* _DATASET RECORDS_:
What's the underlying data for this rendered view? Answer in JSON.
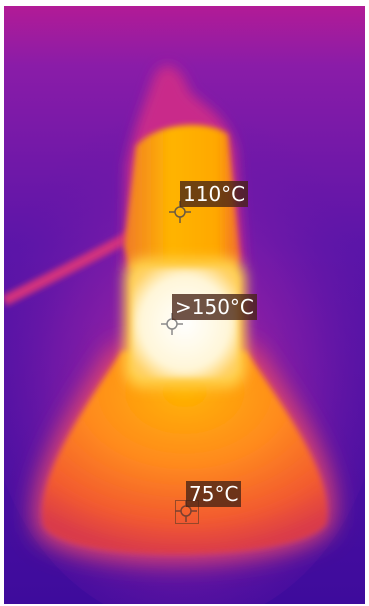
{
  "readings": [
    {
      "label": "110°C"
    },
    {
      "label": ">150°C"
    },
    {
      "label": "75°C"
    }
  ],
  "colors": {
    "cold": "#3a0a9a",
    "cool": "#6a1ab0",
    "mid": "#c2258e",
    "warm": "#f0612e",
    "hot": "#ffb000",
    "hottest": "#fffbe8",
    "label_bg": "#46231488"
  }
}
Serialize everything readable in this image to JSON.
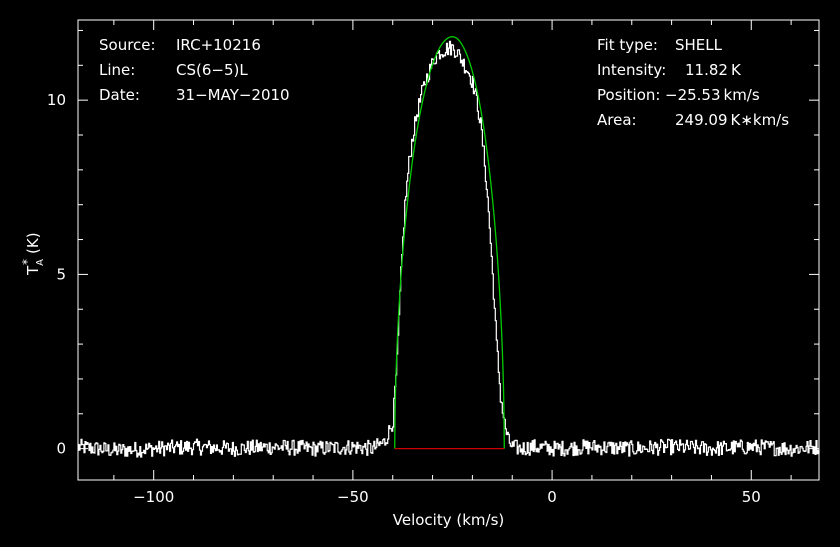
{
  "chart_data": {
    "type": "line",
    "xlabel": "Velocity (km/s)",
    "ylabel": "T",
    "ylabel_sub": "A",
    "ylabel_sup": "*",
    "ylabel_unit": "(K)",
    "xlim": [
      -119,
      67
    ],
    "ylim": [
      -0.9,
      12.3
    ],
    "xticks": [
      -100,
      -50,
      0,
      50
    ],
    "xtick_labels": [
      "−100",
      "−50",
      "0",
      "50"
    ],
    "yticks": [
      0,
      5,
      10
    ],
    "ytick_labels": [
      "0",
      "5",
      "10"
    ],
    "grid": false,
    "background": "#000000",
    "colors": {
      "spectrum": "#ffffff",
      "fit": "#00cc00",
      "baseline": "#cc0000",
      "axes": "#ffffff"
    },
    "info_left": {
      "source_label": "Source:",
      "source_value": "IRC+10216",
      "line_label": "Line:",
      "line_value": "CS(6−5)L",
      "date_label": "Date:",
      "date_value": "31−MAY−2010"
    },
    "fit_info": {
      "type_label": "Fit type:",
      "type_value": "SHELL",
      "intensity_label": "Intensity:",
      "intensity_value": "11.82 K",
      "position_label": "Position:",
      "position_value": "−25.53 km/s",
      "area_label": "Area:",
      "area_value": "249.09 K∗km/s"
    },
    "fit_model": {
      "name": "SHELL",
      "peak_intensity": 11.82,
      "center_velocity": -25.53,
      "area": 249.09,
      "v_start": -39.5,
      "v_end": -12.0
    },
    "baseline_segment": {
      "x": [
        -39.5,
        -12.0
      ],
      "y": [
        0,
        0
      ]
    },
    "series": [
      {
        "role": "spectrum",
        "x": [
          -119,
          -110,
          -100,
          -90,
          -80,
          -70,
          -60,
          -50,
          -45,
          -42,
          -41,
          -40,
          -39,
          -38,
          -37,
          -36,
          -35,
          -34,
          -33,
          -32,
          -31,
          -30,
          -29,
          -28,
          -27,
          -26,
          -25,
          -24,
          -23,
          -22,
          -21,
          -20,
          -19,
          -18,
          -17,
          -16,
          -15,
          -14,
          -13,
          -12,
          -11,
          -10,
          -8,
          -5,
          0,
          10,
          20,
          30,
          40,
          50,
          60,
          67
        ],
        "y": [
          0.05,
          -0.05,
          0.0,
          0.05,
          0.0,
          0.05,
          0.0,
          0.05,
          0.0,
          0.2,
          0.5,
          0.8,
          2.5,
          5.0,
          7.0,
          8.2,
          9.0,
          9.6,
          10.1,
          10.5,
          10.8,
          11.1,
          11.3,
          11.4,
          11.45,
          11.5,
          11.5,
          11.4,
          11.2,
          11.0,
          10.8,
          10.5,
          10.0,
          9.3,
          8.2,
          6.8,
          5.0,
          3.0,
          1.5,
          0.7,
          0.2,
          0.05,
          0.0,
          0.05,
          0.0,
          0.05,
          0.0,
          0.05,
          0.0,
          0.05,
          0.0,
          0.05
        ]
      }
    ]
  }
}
==
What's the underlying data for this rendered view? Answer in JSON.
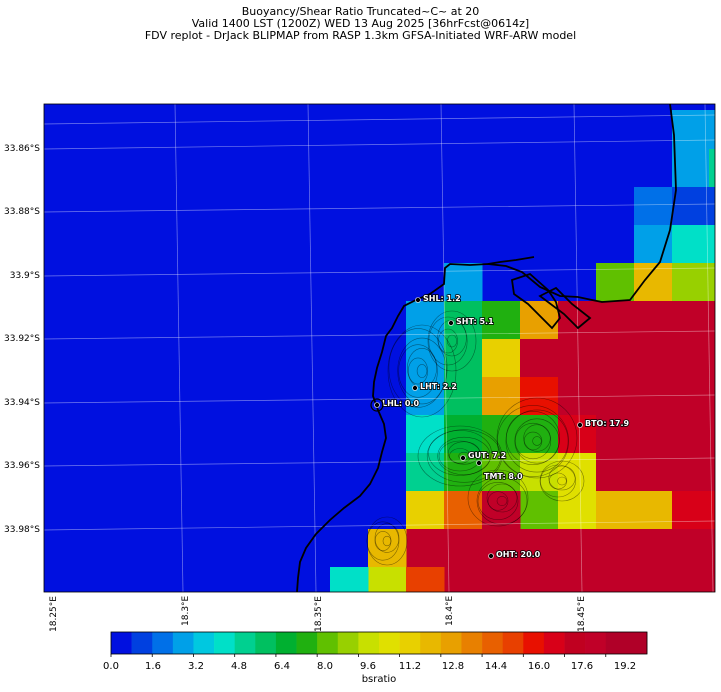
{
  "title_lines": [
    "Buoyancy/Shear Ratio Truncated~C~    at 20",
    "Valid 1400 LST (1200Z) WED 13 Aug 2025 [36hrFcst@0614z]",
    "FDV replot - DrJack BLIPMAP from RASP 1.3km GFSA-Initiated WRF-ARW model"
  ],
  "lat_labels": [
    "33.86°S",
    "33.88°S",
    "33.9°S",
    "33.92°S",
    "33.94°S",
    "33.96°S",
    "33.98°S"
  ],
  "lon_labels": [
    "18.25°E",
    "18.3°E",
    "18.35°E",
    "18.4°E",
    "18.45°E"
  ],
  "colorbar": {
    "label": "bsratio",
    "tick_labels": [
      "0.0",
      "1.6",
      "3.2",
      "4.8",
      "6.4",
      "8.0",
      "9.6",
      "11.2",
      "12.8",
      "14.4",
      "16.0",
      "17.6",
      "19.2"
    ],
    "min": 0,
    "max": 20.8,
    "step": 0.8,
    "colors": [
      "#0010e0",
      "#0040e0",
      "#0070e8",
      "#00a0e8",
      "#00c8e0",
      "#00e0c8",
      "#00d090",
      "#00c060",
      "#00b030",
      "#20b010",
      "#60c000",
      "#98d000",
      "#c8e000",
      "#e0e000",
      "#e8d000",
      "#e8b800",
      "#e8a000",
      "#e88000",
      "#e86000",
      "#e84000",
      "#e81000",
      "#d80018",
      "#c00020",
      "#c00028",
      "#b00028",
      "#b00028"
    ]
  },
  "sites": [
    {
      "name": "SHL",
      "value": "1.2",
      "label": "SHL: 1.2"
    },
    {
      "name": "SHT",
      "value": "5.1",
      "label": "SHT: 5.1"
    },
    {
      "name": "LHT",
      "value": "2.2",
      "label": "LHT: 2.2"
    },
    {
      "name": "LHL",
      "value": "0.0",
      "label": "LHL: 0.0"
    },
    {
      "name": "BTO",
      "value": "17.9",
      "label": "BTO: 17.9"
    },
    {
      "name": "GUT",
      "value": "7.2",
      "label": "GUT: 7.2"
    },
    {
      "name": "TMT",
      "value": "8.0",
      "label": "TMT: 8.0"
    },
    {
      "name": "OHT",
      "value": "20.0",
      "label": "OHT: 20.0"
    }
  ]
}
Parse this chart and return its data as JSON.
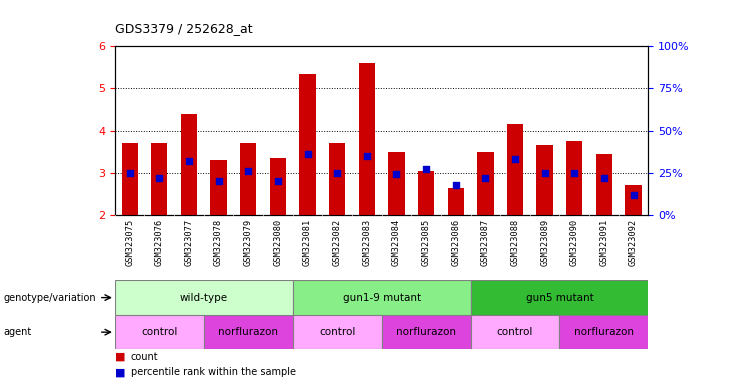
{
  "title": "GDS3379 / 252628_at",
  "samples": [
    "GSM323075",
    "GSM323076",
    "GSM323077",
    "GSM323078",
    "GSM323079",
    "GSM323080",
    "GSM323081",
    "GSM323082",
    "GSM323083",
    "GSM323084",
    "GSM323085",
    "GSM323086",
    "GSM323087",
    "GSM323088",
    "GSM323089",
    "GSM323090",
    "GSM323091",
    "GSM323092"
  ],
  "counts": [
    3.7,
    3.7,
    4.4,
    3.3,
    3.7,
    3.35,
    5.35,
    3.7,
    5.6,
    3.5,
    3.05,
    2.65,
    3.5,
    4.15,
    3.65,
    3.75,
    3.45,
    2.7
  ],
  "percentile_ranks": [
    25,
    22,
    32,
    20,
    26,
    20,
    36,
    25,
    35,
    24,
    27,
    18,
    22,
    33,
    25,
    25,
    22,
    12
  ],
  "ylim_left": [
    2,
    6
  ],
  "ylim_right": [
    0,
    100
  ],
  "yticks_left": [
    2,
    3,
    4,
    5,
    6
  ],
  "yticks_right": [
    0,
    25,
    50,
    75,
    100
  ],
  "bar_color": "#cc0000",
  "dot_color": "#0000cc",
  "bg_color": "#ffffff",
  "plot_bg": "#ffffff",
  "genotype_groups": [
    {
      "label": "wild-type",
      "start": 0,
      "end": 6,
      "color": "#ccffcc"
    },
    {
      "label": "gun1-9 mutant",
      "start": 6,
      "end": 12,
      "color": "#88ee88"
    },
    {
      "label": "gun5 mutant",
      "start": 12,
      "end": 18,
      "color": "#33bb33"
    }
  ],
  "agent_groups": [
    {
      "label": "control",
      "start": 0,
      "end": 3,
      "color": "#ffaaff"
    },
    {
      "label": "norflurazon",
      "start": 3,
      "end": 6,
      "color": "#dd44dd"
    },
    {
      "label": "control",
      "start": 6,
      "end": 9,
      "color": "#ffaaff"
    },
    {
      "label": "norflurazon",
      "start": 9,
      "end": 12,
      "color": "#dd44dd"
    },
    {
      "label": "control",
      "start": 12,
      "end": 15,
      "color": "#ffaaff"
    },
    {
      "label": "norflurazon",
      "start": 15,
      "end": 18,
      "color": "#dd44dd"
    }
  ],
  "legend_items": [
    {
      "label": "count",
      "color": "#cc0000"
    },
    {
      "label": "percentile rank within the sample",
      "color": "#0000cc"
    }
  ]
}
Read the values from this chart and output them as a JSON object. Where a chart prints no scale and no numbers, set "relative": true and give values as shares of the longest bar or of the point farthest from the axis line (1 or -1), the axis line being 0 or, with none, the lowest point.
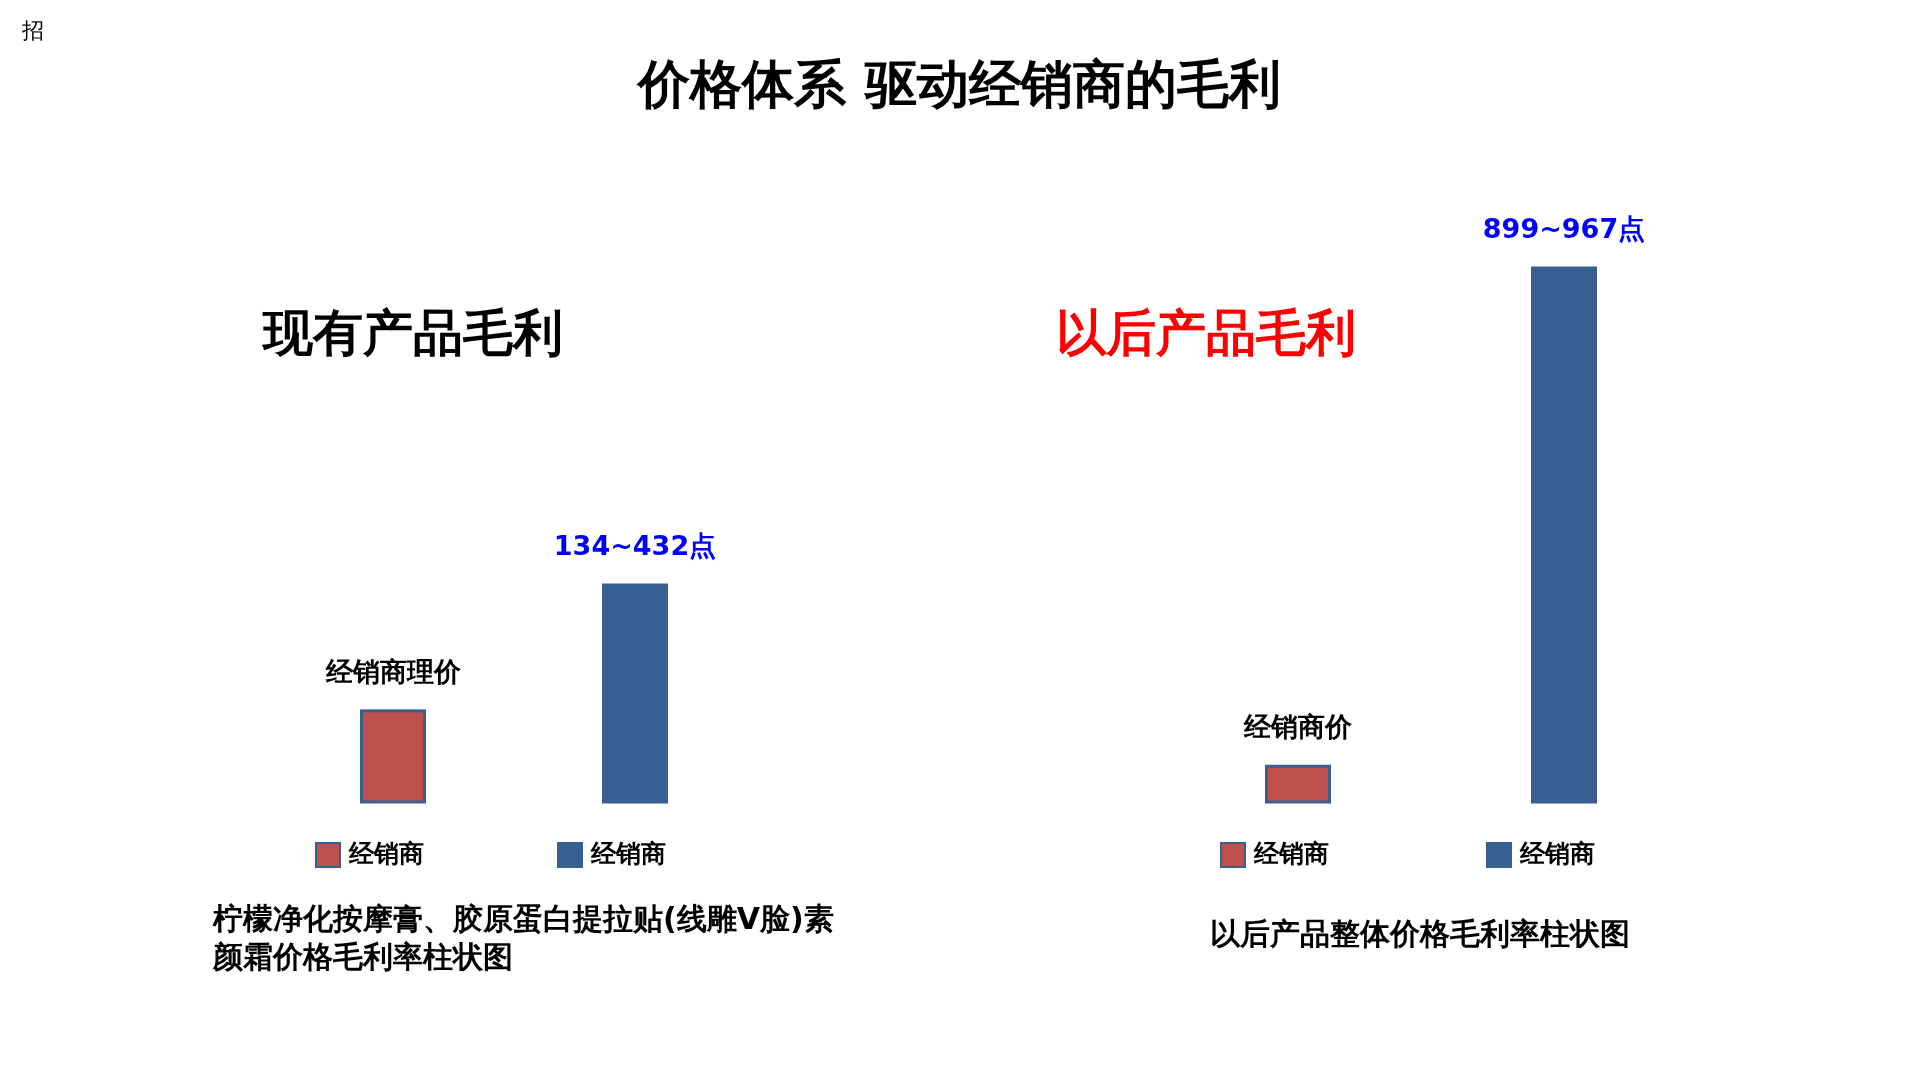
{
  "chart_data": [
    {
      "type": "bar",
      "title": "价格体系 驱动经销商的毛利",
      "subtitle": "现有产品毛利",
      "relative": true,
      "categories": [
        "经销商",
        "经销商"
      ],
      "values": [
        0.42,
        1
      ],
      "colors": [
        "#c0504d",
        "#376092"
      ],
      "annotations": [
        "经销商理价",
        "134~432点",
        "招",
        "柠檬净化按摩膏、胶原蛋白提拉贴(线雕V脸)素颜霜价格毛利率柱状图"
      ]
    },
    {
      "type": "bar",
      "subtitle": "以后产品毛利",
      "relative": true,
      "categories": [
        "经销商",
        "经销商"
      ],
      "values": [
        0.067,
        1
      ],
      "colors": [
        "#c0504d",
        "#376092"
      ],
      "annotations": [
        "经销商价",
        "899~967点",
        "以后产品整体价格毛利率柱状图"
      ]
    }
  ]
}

* _WHAT TO WORK ON_: Identify the lines in the entries above that contain "from", then copy them out.

* _EXPECTED OUTPUT_:
    "FDV replot - DrJack BLIPMAP from RASP 1.3km GFSA-Initiated WRF-ARW model"
Read the values from this chart and output them as a JSON object. Where a chart prints no scale and no numbers, set "relative": true and give values as shares of the longest bar or of the point farthest from the axis line (1 or -1), the axis line being 0 or, with none, the lowest point.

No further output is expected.